> **DATA LISTING**:
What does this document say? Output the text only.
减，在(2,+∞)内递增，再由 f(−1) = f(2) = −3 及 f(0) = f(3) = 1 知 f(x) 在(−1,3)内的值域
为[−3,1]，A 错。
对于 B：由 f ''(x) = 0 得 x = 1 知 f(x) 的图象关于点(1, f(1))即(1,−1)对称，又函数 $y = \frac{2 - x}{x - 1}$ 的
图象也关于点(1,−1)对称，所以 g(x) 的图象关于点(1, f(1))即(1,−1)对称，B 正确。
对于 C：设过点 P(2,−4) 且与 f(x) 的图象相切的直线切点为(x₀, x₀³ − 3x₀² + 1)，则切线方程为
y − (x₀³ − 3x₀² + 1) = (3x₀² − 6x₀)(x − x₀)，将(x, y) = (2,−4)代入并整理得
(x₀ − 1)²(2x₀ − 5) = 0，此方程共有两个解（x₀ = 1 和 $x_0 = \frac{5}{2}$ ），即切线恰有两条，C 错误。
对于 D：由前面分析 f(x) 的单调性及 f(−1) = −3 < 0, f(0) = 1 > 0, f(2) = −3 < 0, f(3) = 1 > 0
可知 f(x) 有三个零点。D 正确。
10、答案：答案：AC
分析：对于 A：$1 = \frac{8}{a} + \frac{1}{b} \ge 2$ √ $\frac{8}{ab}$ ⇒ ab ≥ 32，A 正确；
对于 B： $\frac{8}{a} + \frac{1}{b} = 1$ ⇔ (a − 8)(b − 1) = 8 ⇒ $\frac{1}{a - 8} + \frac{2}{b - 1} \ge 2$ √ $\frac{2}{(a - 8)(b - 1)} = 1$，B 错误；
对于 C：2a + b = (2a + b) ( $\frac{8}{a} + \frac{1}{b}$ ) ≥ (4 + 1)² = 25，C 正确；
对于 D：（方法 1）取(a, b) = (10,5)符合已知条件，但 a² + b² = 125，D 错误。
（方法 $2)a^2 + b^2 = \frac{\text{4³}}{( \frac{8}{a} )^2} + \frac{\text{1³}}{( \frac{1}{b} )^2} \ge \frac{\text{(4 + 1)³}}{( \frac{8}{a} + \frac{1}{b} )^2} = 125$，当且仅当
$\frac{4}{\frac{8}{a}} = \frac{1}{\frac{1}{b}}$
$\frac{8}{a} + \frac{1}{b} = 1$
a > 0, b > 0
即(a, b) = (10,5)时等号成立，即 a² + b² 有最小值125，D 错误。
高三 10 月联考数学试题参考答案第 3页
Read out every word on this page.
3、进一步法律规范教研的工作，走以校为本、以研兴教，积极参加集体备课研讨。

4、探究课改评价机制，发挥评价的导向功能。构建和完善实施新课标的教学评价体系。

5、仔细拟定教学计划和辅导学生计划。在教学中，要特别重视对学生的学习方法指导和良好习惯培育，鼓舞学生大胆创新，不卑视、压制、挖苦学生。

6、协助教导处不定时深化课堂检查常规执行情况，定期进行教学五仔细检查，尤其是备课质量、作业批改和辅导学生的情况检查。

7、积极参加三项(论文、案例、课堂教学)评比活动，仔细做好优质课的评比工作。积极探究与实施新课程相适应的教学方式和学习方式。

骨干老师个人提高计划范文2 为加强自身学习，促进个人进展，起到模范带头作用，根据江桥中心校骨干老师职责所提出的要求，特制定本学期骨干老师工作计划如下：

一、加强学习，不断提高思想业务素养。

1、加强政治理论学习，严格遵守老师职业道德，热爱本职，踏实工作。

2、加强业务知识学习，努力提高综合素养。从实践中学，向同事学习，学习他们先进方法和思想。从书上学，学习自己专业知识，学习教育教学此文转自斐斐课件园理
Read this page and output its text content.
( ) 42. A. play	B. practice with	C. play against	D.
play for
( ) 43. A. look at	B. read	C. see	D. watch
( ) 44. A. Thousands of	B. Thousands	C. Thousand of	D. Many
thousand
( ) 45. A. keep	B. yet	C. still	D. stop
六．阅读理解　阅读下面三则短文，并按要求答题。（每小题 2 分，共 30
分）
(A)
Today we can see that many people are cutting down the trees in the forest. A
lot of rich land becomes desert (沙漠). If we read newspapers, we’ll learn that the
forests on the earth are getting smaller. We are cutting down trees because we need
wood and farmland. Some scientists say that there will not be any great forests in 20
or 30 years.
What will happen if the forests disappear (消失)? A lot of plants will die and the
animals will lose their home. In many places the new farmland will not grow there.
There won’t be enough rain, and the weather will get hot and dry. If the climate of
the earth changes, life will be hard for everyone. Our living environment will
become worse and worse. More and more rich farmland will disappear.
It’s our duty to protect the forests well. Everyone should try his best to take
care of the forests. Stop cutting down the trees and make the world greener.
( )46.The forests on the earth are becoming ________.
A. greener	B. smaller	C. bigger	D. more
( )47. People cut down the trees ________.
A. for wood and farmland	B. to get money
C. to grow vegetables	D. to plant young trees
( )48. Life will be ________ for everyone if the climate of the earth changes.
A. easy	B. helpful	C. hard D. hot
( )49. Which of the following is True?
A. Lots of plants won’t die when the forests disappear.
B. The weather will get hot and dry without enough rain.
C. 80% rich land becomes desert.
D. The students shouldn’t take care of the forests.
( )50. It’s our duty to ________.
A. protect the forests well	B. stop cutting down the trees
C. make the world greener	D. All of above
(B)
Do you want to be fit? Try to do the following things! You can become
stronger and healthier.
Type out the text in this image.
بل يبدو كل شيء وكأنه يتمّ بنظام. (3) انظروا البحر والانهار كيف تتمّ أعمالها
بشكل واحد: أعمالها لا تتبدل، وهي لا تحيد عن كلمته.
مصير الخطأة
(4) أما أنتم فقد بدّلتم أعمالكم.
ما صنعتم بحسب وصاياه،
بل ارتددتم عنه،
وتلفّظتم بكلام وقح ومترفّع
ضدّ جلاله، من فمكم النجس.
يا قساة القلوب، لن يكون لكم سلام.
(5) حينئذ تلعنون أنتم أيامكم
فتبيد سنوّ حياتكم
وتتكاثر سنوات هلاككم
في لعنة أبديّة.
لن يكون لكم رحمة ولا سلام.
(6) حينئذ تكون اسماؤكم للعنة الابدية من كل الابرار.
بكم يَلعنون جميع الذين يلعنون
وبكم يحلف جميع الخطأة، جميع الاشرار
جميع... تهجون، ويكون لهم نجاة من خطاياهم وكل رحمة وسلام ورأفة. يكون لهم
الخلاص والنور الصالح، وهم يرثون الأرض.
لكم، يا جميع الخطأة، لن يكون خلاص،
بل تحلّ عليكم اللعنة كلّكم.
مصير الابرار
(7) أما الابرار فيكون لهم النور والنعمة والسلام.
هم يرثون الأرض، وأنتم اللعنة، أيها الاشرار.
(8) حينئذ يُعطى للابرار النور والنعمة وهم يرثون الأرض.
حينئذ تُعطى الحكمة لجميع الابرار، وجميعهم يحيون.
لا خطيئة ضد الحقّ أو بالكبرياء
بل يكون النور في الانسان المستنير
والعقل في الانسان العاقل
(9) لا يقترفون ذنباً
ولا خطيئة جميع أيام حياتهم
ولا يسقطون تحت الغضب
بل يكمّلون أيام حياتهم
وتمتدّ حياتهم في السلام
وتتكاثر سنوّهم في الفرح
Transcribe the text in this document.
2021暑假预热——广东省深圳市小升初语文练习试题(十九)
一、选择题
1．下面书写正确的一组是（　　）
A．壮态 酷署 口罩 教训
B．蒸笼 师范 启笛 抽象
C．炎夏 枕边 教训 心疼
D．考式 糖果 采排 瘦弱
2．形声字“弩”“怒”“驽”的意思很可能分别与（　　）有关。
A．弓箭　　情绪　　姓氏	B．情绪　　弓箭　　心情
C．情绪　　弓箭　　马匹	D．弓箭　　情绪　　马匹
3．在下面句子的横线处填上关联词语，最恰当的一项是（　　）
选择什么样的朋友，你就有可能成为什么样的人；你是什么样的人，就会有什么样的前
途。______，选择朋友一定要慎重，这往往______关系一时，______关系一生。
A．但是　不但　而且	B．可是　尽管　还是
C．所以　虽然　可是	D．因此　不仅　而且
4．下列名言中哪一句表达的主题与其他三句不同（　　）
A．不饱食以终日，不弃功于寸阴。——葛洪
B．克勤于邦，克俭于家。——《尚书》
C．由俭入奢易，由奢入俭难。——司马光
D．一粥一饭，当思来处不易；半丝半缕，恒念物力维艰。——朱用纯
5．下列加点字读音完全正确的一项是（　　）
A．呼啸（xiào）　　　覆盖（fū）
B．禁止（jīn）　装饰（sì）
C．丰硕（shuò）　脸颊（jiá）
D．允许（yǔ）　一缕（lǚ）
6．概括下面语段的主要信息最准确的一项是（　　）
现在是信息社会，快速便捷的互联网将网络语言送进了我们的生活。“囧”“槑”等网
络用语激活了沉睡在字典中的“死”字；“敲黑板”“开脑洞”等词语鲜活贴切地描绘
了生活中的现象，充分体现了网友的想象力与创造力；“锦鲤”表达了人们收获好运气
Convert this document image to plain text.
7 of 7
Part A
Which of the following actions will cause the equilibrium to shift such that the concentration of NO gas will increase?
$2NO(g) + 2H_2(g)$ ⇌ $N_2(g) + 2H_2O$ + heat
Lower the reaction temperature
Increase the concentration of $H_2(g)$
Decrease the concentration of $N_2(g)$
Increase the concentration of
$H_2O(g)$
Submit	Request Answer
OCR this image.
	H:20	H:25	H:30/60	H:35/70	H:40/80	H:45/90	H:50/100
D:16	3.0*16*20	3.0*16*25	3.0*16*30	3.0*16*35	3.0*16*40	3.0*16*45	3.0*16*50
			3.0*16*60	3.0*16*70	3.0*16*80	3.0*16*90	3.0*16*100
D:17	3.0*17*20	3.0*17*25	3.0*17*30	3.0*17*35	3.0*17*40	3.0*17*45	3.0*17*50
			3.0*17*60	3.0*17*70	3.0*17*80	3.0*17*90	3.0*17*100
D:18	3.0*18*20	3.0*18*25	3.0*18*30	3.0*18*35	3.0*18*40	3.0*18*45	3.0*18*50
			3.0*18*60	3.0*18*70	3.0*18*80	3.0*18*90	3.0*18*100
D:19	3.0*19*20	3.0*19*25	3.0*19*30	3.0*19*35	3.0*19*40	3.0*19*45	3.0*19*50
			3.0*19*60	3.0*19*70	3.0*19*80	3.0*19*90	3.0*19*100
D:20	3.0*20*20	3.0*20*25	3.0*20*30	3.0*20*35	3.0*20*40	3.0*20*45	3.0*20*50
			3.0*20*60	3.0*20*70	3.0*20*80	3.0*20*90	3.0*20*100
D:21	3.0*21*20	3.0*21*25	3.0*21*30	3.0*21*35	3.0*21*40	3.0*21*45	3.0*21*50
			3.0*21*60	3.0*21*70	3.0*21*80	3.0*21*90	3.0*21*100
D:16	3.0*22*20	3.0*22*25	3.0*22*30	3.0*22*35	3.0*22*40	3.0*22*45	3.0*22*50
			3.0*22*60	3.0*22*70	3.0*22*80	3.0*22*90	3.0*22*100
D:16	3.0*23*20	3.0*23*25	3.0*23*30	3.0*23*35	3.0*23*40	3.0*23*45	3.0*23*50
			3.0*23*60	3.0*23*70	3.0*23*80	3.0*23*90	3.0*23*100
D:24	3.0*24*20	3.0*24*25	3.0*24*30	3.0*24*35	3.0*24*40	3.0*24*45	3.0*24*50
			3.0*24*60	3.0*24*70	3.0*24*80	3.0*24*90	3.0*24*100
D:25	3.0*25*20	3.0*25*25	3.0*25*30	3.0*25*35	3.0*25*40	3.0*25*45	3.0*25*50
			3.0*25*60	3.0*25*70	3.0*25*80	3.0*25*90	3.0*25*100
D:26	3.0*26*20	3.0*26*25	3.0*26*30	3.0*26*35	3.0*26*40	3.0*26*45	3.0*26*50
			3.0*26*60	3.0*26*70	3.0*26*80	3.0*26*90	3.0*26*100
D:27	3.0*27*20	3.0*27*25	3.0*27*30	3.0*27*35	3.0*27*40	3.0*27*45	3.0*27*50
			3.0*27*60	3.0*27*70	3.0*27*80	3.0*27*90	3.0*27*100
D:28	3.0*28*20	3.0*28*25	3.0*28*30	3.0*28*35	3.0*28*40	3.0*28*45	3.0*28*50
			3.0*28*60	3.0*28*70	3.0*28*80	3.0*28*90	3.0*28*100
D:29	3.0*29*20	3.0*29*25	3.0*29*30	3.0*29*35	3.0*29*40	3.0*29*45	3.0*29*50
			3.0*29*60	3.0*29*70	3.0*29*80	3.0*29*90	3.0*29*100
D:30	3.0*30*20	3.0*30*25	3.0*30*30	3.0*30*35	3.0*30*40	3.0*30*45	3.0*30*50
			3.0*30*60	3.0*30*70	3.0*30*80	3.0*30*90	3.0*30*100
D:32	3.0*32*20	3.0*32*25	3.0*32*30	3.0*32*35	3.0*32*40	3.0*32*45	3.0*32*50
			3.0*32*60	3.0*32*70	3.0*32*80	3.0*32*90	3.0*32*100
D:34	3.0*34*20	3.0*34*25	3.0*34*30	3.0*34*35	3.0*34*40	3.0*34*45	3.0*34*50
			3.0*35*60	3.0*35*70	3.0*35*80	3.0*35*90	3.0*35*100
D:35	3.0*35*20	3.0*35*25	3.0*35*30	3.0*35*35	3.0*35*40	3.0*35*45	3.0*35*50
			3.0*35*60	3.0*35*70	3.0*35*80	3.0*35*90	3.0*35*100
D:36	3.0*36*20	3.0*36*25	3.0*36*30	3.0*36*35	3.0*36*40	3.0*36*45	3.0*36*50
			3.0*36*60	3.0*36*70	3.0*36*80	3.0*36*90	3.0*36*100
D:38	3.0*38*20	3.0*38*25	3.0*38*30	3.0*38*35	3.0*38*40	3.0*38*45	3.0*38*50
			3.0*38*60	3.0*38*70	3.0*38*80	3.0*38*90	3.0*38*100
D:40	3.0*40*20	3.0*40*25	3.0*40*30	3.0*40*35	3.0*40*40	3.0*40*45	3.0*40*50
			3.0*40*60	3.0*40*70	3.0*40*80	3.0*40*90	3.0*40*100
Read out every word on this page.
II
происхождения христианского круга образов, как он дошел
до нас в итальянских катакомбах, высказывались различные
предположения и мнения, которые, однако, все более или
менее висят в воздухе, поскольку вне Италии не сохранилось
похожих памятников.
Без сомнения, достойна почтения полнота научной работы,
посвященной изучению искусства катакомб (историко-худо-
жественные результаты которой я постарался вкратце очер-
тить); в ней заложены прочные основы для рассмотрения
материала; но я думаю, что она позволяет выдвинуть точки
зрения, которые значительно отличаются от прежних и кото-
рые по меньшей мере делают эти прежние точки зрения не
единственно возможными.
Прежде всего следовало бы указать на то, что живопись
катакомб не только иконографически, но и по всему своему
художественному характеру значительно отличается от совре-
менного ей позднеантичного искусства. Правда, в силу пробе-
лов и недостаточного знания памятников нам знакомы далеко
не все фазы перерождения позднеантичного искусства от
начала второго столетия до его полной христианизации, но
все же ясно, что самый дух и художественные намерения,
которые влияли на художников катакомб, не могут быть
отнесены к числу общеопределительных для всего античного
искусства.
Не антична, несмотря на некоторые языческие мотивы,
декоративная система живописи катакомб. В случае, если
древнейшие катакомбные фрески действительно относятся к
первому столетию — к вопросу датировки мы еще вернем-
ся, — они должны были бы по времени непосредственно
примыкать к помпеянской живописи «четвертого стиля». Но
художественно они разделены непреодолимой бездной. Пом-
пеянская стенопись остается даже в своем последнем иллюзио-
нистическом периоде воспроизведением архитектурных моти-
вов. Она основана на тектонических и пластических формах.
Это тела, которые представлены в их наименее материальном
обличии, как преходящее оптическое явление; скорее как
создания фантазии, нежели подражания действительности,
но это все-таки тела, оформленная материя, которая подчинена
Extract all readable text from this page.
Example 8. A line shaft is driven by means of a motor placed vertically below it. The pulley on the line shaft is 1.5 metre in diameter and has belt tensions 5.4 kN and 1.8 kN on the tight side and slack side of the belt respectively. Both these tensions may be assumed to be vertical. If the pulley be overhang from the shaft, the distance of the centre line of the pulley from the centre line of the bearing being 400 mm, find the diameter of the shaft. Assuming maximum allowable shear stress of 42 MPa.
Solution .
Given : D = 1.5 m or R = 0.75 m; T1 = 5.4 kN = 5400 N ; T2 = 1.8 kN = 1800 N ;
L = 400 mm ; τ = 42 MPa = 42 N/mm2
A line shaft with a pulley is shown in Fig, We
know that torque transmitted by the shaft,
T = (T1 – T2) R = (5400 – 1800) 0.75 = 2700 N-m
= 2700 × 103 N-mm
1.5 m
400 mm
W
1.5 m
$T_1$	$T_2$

> **TASK DETAILS**:
Report every line containing the word "concentration" from the listing above.

> **RESPONSE TO THE TASK**:
Which of the following actions will cause the equilibrium to shift such that the concentration of NO gas will increase?
Increase the concentration of $H_2(g)$
Decrease the concentration of $N_2(g)$
Increase the concentration of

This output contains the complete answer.